_Listed records_
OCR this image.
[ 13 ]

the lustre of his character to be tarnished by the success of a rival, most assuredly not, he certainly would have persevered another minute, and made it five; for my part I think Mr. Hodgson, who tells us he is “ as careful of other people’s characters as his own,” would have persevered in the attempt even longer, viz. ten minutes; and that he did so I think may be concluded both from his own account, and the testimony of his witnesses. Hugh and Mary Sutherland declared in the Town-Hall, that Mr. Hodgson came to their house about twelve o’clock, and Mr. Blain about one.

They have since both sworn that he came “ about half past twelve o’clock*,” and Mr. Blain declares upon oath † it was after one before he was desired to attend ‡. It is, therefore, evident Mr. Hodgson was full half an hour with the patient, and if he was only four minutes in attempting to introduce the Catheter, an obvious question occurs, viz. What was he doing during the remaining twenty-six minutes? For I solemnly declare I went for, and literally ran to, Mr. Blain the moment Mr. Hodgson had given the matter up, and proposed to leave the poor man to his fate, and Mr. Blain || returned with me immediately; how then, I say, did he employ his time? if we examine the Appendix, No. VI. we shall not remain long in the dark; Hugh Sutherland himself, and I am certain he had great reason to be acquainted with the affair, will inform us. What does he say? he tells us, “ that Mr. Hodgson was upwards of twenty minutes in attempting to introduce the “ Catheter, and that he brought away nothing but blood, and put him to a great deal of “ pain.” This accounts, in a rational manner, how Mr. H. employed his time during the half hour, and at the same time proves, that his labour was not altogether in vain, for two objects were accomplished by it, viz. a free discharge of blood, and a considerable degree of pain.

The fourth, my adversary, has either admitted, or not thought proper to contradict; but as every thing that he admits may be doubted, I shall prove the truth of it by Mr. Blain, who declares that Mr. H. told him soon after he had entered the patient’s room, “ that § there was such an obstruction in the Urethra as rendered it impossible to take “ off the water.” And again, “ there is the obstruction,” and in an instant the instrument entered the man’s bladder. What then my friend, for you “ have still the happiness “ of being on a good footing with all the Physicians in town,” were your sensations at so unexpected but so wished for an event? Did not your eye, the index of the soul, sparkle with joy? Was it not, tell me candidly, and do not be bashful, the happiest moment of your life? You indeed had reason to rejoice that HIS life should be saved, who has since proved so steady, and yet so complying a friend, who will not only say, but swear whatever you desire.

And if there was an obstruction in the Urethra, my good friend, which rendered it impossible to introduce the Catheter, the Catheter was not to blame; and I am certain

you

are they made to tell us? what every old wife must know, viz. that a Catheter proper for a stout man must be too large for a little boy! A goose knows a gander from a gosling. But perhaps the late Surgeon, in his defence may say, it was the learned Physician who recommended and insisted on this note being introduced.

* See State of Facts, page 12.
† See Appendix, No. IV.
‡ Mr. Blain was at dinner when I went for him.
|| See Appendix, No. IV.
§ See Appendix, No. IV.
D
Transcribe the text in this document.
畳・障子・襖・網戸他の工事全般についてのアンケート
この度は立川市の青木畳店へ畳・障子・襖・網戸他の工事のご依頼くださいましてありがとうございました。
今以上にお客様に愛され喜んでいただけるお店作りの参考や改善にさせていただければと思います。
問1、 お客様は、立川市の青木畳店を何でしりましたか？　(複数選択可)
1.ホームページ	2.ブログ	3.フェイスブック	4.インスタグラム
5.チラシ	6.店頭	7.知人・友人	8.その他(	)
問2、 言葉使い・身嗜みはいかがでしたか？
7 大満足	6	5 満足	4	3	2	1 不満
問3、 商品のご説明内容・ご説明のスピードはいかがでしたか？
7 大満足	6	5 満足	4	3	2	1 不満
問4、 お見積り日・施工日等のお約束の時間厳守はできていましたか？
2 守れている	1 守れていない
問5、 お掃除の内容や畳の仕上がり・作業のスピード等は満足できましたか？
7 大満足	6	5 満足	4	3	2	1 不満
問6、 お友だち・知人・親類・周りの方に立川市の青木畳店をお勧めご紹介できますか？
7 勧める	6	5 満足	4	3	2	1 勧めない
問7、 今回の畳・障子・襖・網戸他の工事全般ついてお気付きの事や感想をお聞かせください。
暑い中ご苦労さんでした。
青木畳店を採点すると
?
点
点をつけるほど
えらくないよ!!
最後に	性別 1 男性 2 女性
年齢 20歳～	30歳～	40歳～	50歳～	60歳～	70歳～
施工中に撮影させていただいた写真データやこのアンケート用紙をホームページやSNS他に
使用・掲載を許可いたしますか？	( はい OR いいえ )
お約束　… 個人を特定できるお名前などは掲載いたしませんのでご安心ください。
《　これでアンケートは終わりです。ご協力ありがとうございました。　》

_Exercise brief_
Print every entry exactly as written.

_Finished task_
OCR this image.
[ 13 ]

the lustre of his character to be tarnished by the success of a rival, most assuredly not, he certainly would have persevered another minute, and made it five; for my part I think Mr. Hodgson, who tells us he is “ as careful of other people’s characters as his own,” would have persevered in the attempt even longer, viz. ten minutes; and that he did so I think may be concluded both from his own account, and the testimony of his witnesses. Hugh and Mary Sutherland declared in the Town-Hall, that Mr. Hodgson came to their house about twelve o’clock, and Mr. Blain about one.

They have since both sworn that he came “ about half past twelve o’clock*,” and Mr. Blain declares upon oath † it was after one before he was desired to attend ‡. It is, therefore, evident Mr. Hodgson was full half an hour with the patient, and if he was only four minutes in attempting to introduce the Catheter, an obvious question occurs, viz. What was he doing during the remaining twenty-six minutes? For I solemnly declare I went for, and literally ran to, Mr. Blain the moment Mr. Hodgson had given the matter up, and proposed to leave the poor man to his fate, and Mr. Blain || returned with me immediately; how then, I say, did he employ his time? if we examine the Appendix, No. VI. we shall not remain long in the dark; Hugh Sutherland himself, and I am certain he had great reason to be acquainted with the affair, will inform us. What does he say? he tells us, “ that Mr. Hodgson was upwards of twenty minutes in attempting to introduce the “ Catheter, and that he brought away nothing but blood, and put him to a great deal of “ pain.” This accounts, in a rational manner, how Mr. H. employed his time during the half hour, and at the same time proves, that his labour was not altogether in vain, for two objects were accomplished by it, viz. a free discharge of blood, and a considerable degree of pain.

The fourth, my adversary, has either admitted, or not thought proper to contradict; but as every thing that he admits may be doubted, I shall prove the truth of it by Mr. Blain, who declares that Mr. H. told him soon after he had entered the patient’s room, “ that § there was such an obstruction in the Urethra as rendered it impossible to take “ off the water.” And again, “ there is the obstruction,” and in an instant the instrument entered the man’s bladder. What then my friend, for you “ have still the happiness “ of being on a good footing with all the Physicians in town,” were your sensations at so unexpected but so wished for an event? Did not your eye, the index of the soul, sparkle with joy? Was it not, tell me candidly, and do not be bashful, the happiest moment of your life? You indeed had reason to rejoice that HIS life should be saved, who has since proved so steady, and yet so complying a friend, who will not only say, but swear whatever you desire.

And if there was an obstruction in the Urethra, my good friend, which rendered it impossible to introduce the Catheter, the Catheter was not to blame; and I am certain

you

are they made to tell us? what every old wife must know, viz. that a Catheter proper for a stout man must be too large for a little boy! A goose knows a gander from a gosling. But perhaps the late Surgeon, in his defence may say, it was the learned Physician who recommended and insisted on this note being introduced.

* See State of Facts, page 12.
† See Appendix, No. IV.
‡ Mr. Blain was at dinner when I went for him.
|| See Appendix, No. IV.
§ See Appendix, No. IV.
D
Transcribe the text in this document.
畳・障子・襖・網戸他の工事全般についてのアンケート
この度は立川市の青木畳店へ畳・障子・襖・網戸他の工事のご依頼くださいましてありがとうございました。
今以上にお客様に愛され喜んでいただけるお店作りの参考や改善にさせていただければと思います。
問1、 お客様は、立川市の青木畳店を何でしりましたか？　(複数選択可)
1.ホームページ	2.ブログ	3.フェイスブック	4.インスタグラム
5.チラシ	6.店頭	7.知人・友人	8.その他(	)
問2、 言葉使い・身嗜みはいかがでしたか？
7 大満足	6	5 満足	4	3	2	1 不満
問3、 商品のご説明内容・ご説明のスピードはいかがでしたか？
7 大満足	6	5 満足	4	3	2	1 不満
問4、 お見積り日・施工日等のお約束の時間厳守はできていましたか？
2 守れている	1 守れていない
問5、 お掃除の内容や畳の仕上がり・作業のスピード等は満足できましたか？
7 大満足	6	5 満足	4	3	2	1 不満
問6、 お友だち・知人・親類・周りの方に立川市の青木畳店をお勧めご紹介できますか？
7 勧める	6	5 満足	4	3	2	1 勧めない
問7、 今回の畳・障子・襖・網戸他の工事全般ついてお気付きの事や感想をお聞かせください。
暑い中ご苦労さんでした。
青木畳店を採点すると
?
点
点をつけるほど
えらくないよ!!
最後に	性別 1 男性 2 女性
年齢 20歳～	30歳～	40歳～	50歳～	60歳～	70歳～
施工中に撮影させていただいた写真データやこのアンケート用紙をホームページやSNS他に
使用・掲載を許可いたしますか？	( はい OR いいえ )
お約束　… 個人を特定できるお名前などは掲載いたしませんのでご安心ください。
《　これでアンケートは終わりです。ご協力ありがとうございました。　》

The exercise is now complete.